Material for this task:
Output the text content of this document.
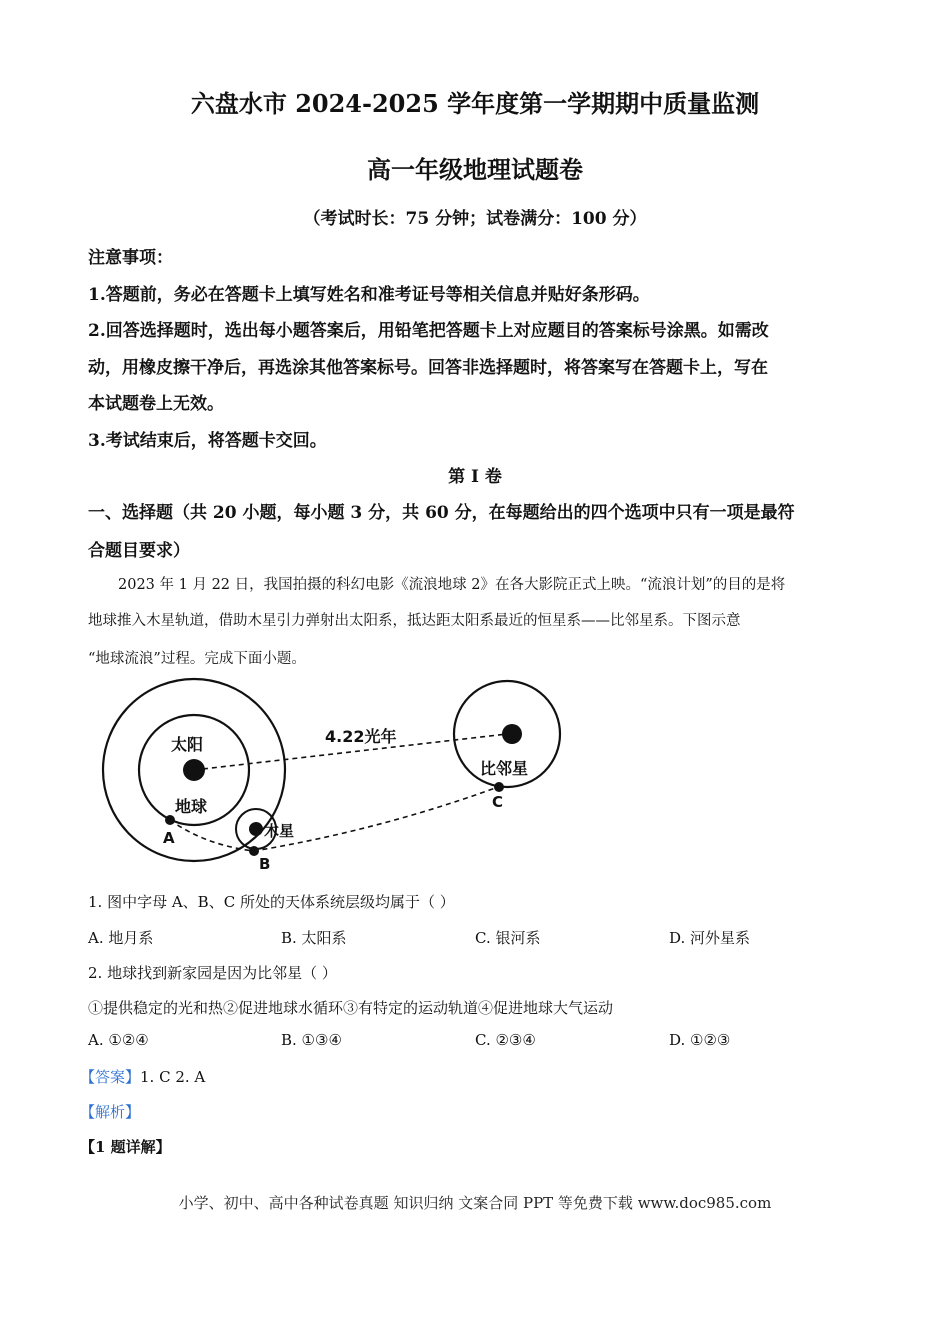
六盘水市 2024-2025 学年度第一学期期中质量监测
高一年级地理试题卷
（考试时长：75 分钟；试卷满分：100 分）
注意事项：
1.答题前，务必在答题卡上填写姓名和准考证号等相关信息并贴好条形码。
2.回答选择题时，选出每小题答案后，用铅笔把答题卡上对应题目的答案标号涂黑。如需改
动，用橡皮擦干净后，再选涂其他答案标号。回答非选择题时，将答案写在答题卡上，写在
本试题卷上无效。
3.考试结束后，将答题卡交回。
第 I 卷
一、选择题（共 20 小题，每小题 3 分，共 60 分，在每题给出的四个选项中只有一项是最符
合题目要求）
2023 年 1 月 22 日，我国拍摄的科幻电影《流浪地球 2》在各大影院正式上映。“流浪计划”的目的是将
地球推入木星轨道，借助木星引力弹射出太阳系，抵达距太阳系最近的恒星系——比邻星系。下图示意
“地球流浪”过程。完成下面小题。
太阳
地球
木星
比邻星
4.22光年
A
B
C
1. 图中字母 A、B、C 所处的天体系统层级均属于（ ）
A. 地月系	B. 太阳系	C. 银河系	D. 河外星系
2. 地球找到新家园是因为比邻星（ ）
①提供稳定的光和热②促进地球水循环③有特定的运动轨道④促进地球大气运动
A. ①②④	B. ①③④	C. ②③④	D. ①②③
【答案】1. C 2. A
【解析】
【1 题详解】
小学、初中、高中各种试卷真题 知识归纳 文案合同 PPT 等免费下载 www.doc985.com
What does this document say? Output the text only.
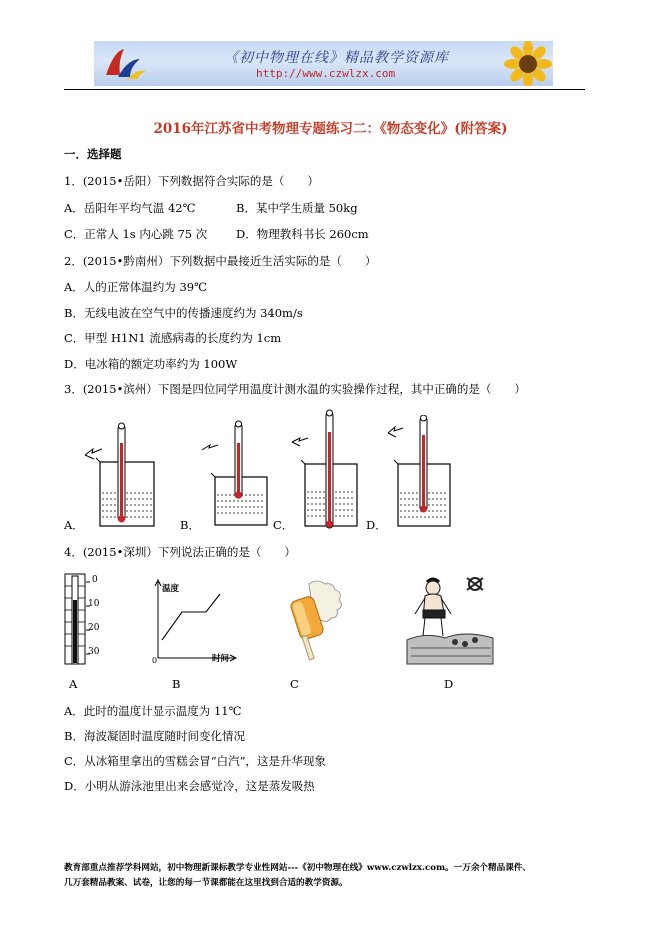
《初中物理在线》精品教学资源库
http://www.czwlzx.com
2016年江苏省中考物理专题练习二：《物态变化》(附答案)
一．选择题
1．(2015•岳阳）下列数据符合实际的是（　　）
A．岳阳年平均气温 42℃	B．某中学生质量 50kg
C．正常人 1s 内心跳 75 次 D．物理教科书长 260cm
2．(2015•黔南州）下列数据中最接近生活实际的是（　　）
A．人的正常体温约为 39℃
B．无线电波在空气中的传播速度约为 340m/s
C．甲型 H1N1 流感病毒的长度约为 1cm
D．电冰箱的额定功率约为 100W
3．(2015•滨州）下图是四位同学用温度计测水温的实验操作过程，其中正确的是（　　）
A．	B．	C．	D．
4．(2015•深圳）下列说法正确的是（　　）
0
10
20
30
温度
时间
0
A	B	C	D
A．此时的温度计显示温度为 11℃
B．海波凝固时温度随时间变化情况
C．从冰箱里拿出的雪糕会冒“白汽”，这是升华现象
D．小明从游泳池里出来会感觉冷，这是蒸发吸热
教育部重点推荐学科网站，初中物理新课标教学专业性网站---《初中物理在线》www.czwlzx.com。一万余个精品课件、
几万套精品教案、试卷，让您的每一节课都能在这里找到合适的教学资源。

Work instructions: Go over the data above and copy every line that has the word "text" in it.

Finished task:
Output the text content of this document.
What does this document say? Output the text only.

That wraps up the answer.